## SHORT TASK 1
From the Our Tampines Hub post, extract the passage that begins at the words "Thank God we" and stops after the words "what I mean).".

## TEXT SEGMENT
As the bus made its way eastwards through the light drizzle, I couldn’t help but to look forward to the series of events that would be happening till late night – all focused at OTH.

Our Tampines Hub
CONCRETE JUNGLE: The green architecture helps OTH to fit in perfectly to its surrounding.

I was late (not surprising) and they were already at OTH, hence I went straight to the newly erected building.

It is huge. It would still sound a little of an underestimation to say I am overwhelmed by the structure of the building and the facilities available. I was impressed by the architecture – the incorporation of green architecture into its designing concept makes it looks like a concrete jungle (literally!). Green architecture is my kind of thing, needless to be said.

There is an atrium where shoppers (basically anyone) can sit there and enjoy movies and *ahem* a repeat telecast of the National Day Parade on Channel 5. I was a little disappointed to realise that the middle finger kid’s footages were edited out.

via GIPHY

LASER TAG

Pre-Laser Quest Photo

Met up with Viv and the rest of the girls (Charmz, Peish and Yapz) before making our way up to the HomeTeamNS club house at Level 3. We got ourselves a little confused over the counter, got our tickets, got into more confusion.

Thank God we have someone with a tough character in Peish who managed to get us through it.

via GIPHY

Meanwhile, that was me throughout.

There was some time to spare (close to an hour) so we took the chance to explore OTH. Not sure if we were trying to relieve our stress or what but we went up to the sky garden. It was an Eco-Community Garden to be exact.

The Eco-Community Garden on the rooftop of Our Tampines Hub
A COMMUNITY GARDEN: The concept of bringing farming into an urban setting should expand to other buildings.

There are different kinds of plants, ranging from spices to vegetables. These are taken care of by a group of volunteers. Looking at how well these plants grow, I am certain that they must be a bunch of botany enthusiasts (not sure if there is such term but you get what I mean).

 

Just right outside the garden, on the pavement, there is an indoor running track. I think it should be the second public indoor running track after the one outside the National Stadium. There’s even a locker facility, something which is very difficult to find along major running routes in Singapore. There’s a reason why I preferred running around the Marina Bay/East Coast area.

Another running route added to my list. ✔

Apart from the sports facilities, we realised there are also bean bags located beside the lift landing of every level. The girls were a little excited over its existence.

(Element and region data)

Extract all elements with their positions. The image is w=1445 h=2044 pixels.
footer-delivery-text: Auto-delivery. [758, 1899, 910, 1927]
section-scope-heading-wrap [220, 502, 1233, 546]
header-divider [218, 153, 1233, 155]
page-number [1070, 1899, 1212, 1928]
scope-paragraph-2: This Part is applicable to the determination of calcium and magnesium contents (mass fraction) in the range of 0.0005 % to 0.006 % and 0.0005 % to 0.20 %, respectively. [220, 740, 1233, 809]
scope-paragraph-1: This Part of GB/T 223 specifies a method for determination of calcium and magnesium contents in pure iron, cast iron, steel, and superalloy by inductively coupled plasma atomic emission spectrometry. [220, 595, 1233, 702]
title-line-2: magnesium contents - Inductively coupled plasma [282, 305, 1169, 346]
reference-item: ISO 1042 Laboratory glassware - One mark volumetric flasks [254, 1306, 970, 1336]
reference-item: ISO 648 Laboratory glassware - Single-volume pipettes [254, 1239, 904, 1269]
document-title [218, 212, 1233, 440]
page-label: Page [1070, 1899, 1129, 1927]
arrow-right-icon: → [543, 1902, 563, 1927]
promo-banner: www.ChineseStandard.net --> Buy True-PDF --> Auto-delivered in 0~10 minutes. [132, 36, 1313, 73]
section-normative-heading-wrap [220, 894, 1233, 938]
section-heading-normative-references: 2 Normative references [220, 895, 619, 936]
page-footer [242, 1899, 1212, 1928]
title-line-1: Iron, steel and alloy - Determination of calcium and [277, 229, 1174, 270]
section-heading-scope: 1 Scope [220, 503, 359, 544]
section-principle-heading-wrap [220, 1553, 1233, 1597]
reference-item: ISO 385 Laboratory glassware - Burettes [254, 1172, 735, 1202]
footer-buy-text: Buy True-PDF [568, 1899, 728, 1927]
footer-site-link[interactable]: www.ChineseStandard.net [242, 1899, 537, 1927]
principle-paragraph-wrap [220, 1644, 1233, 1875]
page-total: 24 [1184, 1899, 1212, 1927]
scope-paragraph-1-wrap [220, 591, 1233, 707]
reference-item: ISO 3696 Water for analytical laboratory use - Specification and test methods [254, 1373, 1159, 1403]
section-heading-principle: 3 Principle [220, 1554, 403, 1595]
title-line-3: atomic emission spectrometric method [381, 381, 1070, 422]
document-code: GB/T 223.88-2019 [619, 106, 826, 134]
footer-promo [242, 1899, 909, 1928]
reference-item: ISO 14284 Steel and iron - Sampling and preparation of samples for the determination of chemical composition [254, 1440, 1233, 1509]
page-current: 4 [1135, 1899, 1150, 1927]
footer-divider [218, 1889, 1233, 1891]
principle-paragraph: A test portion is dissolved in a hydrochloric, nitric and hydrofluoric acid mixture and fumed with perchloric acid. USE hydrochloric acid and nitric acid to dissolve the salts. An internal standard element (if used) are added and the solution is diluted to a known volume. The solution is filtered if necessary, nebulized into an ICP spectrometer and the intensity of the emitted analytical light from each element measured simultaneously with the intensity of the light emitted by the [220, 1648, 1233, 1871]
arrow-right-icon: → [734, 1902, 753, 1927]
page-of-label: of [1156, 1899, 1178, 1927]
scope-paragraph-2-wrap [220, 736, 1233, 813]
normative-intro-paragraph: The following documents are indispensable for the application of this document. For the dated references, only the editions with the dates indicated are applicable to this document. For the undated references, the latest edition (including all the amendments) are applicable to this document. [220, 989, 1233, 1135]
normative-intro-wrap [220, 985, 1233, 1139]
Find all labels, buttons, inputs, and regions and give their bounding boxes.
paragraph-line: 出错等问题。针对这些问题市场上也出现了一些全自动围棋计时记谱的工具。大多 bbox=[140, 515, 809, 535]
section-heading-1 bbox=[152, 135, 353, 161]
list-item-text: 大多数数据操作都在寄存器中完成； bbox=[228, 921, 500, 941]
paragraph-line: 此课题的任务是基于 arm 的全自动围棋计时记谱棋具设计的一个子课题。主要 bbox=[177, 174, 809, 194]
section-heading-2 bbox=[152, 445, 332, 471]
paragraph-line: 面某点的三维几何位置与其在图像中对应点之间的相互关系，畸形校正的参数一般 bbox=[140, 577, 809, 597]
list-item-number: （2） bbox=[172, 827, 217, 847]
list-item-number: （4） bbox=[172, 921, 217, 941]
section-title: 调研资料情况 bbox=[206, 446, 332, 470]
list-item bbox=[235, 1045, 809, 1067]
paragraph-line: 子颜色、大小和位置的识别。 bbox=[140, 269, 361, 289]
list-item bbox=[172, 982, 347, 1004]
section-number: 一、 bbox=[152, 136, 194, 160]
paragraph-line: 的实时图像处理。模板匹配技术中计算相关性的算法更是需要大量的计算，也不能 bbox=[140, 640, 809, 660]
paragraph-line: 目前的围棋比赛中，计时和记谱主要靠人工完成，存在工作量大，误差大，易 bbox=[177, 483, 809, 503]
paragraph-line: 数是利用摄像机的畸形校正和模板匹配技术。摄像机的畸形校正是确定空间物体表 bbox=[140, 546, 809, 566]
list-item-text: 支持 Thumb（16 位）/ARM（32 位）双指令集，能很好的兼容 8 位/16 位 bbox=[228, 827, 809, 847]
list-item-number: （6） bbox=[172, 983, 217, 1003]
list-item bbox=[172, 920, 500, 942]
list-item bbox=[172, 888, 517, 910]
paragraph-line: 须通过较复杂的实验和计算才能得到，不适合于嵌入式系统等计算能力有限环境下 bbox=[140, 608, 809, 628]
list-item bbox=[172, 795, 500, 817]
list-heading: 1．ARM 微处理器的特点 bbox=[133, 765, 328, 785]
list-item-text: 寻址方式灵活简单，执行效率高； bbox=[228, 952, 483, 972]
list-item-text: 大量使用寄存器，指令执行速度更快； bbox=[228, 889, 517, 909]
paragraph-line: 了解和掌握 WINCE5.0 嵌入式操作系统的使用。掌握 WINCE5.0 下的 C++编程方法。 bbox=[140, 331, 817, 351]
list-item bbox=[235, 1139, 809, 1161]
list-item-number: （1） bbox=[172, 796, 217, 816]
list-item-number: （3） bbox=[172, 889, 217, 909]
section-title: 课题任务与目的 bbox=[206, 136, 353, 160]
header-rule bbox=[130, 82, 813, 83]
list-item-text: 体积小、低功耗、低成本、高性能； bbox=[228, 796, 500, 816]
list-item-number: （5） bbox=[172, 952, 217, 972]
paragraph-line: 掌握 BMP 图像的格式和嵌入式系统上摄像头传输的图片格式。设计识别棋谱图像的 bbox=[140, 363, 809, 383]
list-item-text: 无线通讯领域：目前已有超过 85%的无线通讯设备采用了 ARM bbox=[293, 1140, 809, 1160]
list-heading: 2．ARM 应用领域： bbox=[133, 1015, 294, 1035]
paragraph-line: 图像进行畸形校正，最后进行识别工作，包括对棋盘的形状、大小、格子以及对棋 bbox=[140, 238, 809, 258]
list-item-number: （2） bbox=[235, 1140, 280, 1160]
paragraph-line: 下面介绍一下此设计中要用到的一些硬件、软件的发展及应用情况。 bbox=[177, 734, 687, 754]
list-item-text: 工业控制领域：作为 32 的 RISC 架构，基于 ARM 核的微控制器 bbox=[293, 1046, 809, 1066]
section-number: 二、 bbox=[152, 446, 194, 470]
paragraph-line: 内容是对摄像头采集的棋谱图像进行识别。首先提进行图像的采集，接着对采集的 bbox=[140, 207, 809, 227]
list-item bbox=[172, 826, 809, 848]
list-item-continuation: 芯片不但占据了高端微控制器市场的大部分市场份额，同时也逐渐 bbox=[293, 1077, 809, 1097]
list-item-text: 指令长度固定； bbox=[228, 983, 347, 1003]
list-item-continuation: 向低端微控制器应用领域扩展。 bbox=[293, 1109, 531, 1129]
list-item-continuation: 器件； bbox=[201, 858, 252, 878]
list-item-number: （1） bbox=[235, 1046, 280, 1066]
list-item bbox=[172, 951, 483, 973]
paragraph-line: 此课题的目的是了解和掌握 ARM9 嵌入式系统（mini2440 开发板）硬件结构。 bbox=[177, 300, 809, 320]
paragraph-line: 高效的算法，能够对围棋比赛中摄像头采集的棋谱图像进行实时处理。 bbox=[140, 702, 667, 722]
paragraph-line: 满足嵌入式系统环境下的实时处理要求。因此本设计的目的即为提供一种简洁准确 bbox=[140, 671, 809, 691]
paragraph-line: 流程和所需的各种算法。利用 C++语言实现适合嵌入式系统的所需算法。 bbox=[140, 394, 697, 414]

## SHORT TASK 2
Extract each line of the entries that contains the string "footer", matching case exactly.

## CORRECT RESULT 1
Thank God we have someone with a tough character in Peish who managed to get us through it.

via GIPHY

Meanwhile, that was me throughout.

There was some time to spare (close to an hour) so we took the chance to explore OTH. Not sure if we were trying to relieve our stress or what but we went up to the sky garden. It was an Eco-Community Garden to be exact.

The Eco-Community Garden on the rooftop of Our Tampines Hub
A COMMUNITY GARDEN: The concept of bringing farming into an urban setting should expand to other buildings.

There are different kinds of plants, ranging from spices to vegetables. These are taken care of by a group of volunteers. Looking at how well these plants grow, I am certain that they must be a bunch of botany enthusiasts (not sure if there is such term but you get what I mean).

## CORRECT RESULT 2
footer-delivery-text: Auto-delivery. [758, 1899, 910, 1927]
page-footer [242, 1899, 1212, 1928]
footer-buy-text: Buy True-PDF [568, 1899, 728, 1927]
footer-site-link[interactable]: www.ChineseStandard.net [242, 1899, 537, 1927]
footer-promo [242, 1899, 909, 1928]
footer-divider [218, 1889, 1233, 1891]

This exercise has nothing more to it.